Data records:
▼▼▼

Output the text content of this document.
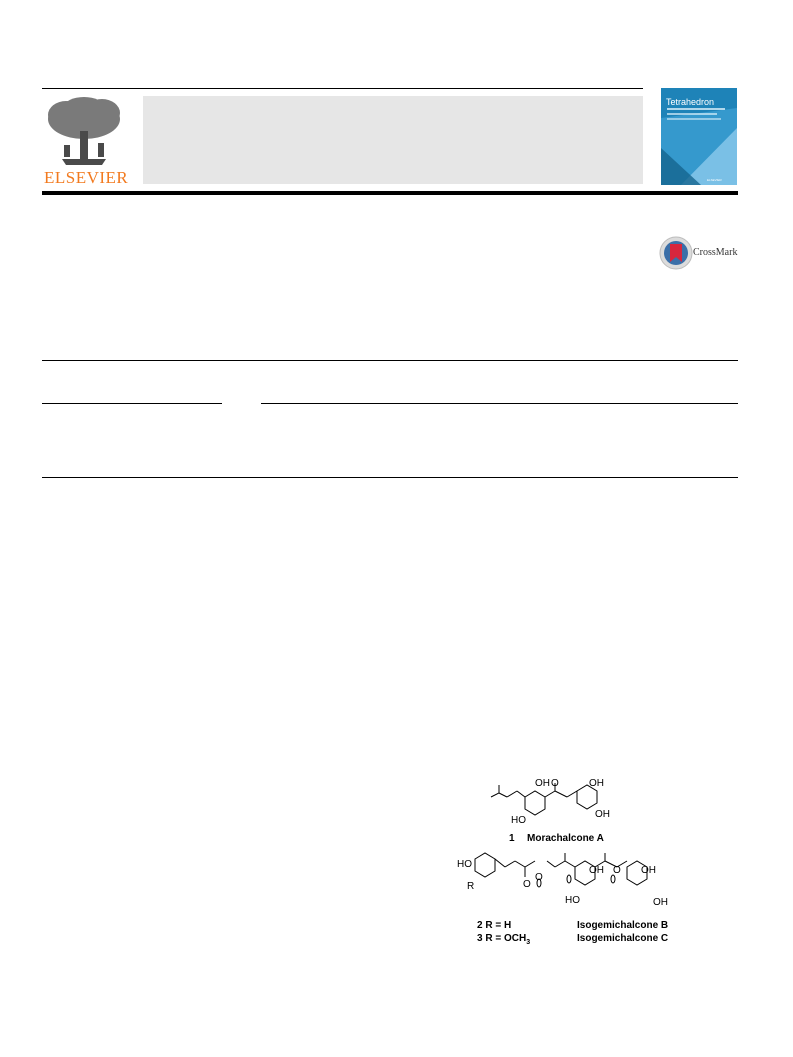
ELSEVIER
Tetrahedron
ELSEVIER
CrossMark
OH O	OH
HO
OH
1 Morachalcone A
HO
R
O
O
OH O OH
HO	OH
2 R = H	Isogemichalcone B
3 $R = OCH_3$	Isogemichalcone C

▲▲▲

◆ INSTRUCTIONS TO FOLLOW: Every record must be copied exactly, with the pictures left out.

◆ RESPONSE:
Output the text content of this document.
ELSEVIER
Tetrahedron
ELSEVIER
CrossMark
OH O	OH
HO
OH
1 Morachalcone A
HO
R
O
O
OH O OH
HO	OH
2 R = H	Isogemichalcone B
3 $R = OCH_3$	Isogemichalcone C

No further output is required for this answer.